Supplied material:
□ □ □ □

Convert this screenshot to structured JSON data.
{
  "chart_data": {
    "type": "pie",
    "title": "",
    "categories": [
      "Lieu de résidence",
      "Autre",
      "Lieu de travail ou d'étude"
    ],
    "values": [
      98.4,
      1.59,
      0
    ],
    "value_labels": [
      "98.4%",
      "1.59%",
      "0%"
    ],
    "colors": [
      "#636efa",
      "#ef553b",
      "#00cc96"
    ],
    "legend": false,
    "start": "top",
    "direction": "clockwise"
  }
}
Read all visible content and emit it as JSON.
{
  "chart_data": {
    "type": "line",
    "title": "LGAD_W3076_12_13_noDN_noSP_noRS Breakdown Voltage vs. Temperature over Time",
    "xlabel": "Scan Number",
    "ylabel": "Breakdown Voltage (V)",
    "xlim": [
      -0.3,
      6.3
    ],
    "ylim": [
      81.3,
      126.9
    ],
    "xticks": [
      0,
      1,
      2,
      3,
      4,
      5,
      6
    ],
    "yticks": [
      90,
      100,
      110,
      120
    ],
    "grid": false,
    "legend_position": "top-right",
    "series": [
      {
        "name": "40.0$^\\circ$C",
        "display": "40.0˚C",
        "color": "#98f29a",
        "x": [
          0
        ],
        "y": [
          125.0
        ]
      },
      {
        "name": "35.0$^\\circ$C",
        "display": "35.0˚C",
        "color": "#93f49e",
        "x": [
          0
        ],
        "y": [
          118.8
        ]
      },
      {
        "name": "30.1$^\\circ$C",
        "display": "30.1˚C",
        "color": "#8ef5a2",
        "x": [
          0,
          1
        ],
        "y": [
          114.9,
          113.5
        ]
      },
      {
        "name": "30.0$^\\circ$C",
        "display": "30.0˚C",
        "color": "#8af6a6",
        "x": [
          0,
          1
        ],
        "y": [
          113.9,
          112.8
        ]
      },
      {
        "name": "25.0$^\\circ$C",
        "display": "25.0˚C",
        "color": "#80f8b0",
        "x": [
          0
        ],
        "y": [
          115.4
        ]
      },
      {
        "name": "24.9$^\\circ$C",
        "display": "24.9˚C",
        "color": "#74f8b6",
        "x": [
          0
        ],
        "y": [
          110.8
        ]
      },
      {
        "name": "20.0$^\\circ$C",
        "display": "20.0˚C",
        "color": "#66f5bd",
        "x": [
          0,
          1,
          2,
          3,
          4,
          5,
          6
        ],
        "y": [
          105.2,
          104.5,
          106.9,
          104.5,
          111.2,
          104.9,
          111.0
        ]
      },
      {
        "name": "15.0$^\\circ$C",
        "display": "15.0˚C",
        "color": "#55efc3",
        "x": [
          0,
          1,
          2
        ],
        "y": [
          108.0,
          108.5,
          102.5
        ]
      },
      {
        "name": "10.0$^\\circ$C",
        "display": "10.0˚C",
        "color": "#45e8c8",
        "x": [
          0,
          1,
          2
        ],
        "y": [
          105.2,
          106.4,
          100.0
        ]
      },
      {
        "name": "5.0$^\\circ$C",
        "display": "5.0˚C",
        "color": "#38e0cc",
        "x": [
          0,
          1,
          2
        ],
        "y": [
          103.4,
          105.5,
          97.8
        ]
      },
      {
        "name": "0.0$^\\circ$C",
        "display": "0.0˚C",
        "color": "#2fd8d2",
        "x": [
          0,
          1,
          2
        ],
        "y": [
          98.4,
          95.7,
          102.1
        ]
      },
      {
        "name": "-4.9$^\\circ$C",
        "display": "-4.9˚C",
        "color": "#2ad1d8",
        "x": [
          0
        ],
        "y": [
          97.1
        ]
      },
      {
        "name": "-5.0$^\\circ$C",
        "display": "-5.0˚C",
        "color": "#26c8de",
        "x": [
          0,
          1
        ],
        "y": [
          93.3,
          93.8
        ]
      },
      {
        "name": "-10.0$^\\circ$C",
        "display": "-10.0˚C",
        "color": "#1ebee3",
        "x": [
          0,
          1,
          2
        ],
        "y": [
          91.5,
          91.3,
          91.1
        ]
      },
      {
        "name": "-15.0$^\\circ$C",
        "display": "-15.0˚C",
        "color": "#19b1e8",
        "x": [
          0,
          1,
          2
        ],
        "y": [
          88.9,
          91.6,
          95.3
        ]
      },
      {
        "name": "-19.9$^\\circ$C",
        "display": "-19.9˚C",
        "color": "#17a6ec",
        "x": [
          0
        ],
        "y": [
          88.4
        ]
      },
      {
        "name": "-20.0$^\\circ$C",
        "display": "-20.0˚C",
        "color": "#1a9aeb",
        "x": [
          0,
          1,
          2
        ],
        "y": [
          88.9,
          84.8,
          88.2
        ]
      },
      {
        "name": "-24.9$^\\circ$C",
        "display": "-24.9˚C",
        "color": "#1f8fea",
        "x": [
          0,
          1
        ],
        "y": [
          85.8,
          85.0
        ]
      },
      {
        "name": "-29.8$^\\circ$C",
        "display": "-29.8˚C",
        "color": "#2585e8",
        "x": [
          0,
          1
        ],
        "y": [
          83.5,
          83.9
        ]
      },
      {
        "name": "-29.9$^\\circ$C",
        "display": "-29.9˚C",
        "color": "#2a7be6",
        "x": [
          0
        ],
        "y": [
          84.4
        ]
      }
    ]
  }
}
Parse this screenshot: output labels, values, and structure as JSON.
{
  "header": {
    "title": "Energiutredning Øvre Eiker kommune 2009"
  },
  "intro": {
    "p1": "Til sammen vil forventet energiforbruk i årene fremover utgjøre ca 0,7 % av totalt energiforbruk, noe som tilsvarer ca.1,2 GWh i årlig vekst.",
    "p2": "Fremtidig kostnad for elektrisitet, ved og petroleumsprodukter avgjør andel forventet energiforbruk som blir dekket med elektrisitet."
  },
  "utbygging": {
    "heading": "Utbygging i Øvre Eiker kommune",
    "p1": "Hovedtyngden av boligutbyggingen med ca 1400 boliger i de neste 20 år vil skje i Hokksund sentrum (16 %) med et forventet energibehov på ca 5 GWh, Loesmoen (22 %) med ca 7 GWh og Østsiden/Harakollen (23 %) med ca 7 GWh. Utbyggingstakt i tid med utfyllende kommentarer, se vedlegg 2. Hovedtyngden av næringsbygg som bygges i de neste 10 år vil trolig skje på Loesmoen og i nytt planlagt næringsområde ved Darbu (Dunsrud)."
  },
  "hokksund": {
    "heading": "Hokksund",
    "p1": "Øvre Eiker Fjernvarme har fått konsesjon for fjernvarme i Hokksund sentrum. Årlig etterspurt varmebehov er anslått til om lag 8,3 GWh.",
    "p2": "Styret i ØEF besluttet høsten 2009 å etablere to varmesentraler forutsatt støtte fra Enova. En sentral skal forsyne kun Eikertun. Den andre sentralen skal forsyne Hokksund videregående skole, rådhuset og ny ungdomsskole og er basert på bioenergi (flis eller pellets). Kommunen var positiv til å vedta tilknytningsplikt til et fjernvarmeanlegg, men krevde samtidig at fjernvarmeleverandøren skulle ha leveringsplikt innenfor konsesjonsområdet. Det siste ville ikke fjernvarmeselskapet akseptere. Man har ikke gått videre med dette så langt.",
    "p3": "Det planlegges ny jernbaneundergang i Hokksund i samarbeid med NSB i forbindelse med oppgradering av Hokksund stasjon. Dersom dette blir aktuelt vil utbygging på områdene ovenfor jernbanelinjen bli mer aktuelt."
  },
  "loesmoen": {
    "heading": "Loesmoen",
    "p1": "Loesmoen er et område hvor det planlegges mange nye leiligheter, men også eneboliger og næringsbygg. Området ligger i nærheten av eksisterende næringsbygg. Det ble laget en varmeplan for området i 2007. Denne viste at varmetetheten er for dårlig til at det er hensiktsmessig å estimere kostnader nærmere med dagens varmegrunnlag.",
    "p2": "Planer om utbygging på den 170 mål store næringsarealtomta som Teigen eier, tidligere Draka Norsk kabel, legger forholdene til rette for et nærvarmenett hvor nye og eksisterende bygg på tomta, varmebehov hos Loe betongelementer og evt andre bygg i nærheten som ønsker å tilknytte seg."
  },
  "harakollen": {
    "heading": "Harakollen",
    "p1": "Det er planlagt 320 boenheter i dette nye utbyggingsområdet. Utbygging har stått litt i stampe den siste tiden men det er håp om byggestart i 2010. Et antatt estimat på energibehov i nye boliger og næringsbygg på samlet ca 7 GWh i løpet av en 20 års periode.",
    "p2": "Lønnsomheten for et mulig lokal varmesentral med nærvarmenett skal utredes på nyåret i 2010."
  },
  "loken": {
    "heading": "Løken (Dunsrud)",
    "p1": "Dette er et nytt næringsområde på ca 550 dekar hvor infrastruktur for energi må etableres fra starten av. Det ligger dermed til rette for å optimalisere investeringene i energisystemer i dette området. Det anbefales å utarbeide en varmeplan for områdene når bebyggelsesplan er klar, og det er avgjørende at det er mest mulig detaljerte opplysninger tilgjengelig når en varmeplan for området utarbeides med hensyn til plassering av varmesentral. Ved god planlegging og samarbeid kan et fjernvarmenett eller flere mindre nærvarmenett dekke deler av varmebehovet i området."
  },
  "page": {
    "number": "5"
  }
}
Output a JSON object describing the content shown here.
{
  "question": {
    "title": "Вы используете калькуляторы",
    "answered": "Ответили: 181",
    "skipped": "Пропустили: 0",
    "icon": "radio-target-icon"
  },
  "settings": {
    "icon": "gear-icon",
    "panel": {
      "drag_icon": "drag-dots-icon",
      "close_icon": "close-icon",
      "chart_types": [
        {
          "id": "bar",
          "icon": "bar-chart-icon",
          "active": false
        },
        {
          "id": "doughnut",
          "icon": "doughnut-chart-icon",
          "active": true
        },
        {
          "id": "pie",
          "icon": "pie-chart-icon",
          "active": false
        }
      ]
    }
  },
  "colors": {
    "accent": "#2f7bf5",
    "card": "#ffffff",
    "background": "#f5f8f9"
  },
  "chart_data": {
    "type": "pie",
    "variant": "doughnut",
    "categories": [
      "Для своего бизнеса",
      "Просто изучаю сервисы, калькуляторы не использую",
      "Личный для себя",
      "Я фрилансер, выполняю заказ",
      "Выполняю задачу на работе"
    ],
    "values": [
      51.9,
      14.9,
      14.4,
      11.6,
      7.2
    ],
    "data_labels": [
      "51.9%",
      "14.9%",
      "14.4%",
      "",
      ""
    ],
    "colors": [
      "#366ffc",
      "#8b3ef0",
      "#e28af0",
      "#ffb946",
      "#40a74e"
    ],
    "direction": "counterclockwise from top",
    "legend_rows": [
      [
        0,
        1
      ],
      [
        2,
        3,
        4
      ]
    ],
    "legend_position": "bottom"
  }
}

□ □ □ □

All lines from the one that contains "Output a JSON" through the end of the material are to be quoted exactly, with both ends included.

Response below:
Output a JSON object describing the content shown here.
{
  "question": {
    "title": "Вы используете калькуляторы",
    "answered": "Ответили: 181",
    "skipped": "Пропустили: 0",
    "icon": "radio-target-icon"
  },
  "settings": {
    "icon": "gear-icon",
    "panel": {
      "drag_icon": "drag-dots-icon",
      "close_icon": "close-icon",
      "chart_types": [
        {
          "id": "bar",
          "icon": "bar-chart-icon",
          "active": false
        },
        {
          "id": "doughnut",
          "icon": "doughnut-chart-icon",
          "active": true
        },
        {
          "id": "pie",
          "icon": "pie-chart-icon",
          "active": false
        }
      ]
    }
  },
  "colors": {
    "accent": "#2f7bf5",
    "card": "#ffffff",
    "background": "#f5f8f9"
  },
  "chart_data": {
    "type": "pie",
    "variant": "doughnut",
    "categories": [
      "Для своего бизнеса",
      "Просто изучаю сервисы, калькуляторы не использую",
      "Личный для себя",
      "Я фрилансер, выполняю заказ",
      "Выполняю задачу на работе"
    ],
    "values": [
      51.9,
      14.9,
      14.4,
      11.6,
      7.2
    ],
    "data_labels": [
      "51.9%",
      "14.9%",
      "14.4%",
      "",
      ""
    ],
    "colors": [
      "#366ffc",
      "#8b3ef0",
      "#e28af0",
      "#ffb946",
      "#40a74e"
    ],
    "direction": "counterclockwise from top",
    "legend_rows": [
      [
        0,
        1
      ],
      [
        2,
        3,
        4
      ]
    ],
    "legend_position": "bottom"
  }
}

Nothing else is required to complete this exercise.